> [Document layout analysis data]
----------------------------------------

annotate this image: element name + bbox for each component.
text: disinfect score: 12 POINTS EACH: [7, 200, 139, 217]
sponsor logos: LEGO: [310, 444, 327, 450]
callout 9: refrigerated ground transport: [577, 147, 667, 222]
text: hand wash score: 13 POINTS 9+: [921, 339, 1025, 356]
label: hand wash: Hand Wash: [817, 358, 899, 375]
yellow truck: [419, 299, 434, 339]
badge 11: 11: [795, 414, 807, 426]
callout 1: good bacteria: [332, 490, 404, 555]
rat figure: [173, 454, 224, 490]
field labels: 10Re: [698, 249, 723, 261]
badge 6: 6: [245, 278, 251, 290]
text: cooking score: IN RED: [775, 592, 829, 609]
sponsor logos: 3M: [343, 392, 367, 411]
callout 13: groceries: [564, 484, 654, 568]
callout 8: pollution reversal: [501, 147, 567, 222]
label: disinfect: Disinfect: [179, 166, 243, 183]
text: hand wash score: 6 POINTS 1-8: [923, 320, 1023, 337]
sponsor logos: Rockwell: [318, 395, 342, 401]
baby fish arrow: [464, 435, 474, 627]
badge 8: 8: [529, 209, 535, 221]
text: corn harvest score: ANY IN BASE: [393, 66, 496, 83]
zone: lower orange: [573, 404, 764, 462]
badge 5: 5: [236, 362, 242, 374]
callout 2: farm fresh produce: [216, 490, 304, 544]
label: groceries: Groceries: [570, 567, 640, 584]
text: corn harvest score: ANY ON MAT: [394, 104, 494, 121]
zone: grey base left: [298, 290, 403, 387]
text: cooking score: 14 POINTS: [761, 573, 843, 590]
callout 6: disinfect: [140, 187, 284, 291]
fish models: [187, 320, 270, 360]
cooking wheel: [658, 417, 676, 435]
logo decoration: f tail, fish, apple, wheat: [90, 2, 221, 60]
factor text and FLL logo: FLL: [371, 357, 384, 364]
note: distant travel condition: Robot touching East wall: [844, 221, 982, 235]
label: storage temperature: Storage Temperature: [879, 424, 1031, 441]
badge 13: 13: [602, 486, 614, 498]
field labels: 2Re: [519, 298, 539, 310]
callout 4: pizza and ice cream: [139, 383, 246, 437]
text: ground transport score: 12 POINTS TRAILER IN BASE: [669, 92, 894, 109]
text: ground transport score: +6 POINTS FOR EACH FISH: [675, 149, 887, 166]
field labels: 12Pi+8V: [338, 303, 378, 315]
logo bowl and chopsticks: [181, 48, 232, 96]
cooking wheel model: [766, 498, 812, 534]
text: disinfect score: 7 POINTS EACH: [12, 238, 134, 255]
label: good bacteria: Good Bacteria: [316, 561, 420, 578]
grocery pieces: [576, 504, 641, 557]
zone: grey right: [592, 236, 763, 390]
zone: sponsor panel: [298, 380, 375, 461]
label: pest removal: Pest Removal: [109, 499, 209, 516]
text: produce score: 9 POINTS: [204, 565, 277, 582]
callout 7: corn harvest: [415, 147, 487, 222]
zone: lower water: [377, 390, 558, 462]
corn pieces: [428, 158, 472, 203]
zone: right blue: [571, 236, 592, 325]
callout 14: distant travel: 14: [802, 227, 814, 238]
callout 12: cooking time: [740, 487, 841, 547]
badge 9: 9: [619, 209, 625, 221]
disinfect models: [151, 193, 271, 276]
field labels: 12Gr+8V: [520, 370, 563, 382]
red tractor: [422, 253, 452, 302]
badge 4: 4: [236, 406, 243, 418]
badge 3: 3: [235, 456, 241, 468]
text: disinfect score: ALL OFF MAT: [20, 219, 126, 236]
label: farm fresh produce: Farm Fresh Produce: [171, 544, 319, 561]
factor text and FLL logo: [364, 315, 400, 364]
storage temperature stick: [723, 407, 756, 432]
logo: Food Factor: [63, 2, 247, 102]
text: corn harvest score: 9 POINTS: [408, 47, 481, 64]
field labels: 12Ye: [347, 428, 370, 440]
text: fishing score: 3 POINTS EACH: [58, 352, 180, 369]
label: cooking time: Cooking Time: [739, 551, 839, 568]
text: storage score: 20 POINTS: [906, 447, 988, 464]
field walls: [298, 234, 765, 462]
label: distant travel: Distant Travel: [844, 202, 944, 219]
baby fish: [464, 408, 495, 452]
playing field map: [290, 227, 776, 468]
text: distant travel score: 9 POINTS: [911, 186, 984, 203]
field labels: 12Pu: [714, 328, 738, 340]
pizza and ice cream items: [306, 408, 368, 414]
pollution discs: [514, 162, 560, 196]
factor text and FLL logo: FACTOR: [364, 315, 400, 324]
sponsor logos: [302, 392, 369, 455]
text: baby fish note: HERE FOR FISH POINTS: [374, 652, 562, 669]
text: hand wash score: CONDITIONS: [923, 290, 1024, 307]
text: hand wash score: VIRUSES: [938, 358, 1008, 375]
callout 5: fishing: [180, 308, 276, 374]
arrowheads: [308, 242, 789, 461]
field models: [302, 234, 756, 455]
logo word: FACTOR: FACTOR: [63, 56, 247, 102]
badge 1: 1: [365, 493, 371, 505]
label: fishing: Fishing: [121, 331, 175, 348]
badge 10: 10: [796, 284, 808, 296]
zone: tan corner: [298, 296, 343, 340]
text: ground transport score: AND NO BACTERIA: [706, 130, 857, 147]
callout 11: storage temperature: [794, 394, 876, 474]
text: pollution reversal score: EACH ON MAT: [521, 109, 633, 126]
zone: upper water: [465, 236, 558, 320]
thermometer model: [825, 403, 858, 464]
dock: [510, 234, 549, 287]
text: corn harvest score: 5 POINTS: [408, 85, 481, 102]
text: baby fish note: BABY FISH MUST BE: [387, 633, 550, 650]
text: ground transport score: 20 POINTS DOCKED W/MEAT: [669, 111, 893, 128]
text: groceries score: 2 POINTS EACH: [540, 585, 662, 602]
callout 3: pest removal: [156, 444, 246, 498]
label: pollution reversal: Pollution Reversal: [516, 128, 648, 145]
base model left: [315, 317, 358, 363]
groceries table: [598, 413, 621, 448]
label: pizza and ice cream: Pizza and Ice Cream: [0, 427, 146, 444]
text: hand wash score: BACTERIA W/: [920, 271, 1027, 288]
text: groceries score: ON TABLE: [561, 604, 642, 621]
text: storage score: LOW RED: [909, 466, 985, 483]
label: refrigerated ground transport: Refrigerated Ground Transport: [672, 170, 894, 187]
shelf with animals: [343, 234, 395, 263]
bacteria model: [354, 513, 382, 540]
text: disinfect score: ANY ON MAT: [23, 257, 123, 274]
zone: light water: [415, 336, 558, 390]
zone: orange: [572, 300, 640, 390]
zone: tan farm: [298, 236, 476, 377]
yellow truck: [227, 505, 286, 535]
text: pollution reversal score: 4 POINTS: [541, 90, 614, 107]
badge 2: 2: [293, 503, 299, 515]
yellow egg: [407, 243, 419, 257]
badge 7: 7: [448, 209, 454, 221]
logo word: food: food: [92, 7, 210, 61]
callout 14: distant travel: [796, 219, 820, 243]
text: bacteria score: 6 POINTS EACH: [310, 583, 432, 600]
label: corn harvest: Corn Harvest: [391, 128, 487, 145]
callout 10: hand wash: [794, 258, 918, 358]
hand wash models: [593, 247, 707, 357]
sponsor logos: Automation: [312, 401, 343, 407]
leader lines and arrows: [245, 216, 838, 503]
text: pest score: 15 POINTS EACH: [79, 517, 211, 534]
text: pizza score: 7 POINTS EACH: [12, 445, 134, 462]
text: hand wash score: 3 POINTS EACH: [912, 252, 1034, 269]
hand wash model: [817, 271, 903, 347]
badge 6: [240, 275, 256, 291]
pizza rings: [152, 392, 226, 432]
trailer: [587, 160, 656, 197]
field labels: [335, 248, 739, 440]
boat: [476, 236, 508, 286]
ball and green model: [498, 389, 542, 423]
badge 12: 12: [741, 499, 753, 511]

----------------------------------------

> [Your assignment]
Lines in the records above that carry the word "note" are to be located and copied.

> [Output below]
note: distant travel condition: Robot touching East wall: [844, 221, 982, 235]
text: baby fish note: HERE FOR FISH POINTS: [374, 652, 562, 669]
text: baby fish note: BABY FISH MUST BE: [387, 633, 550, 650]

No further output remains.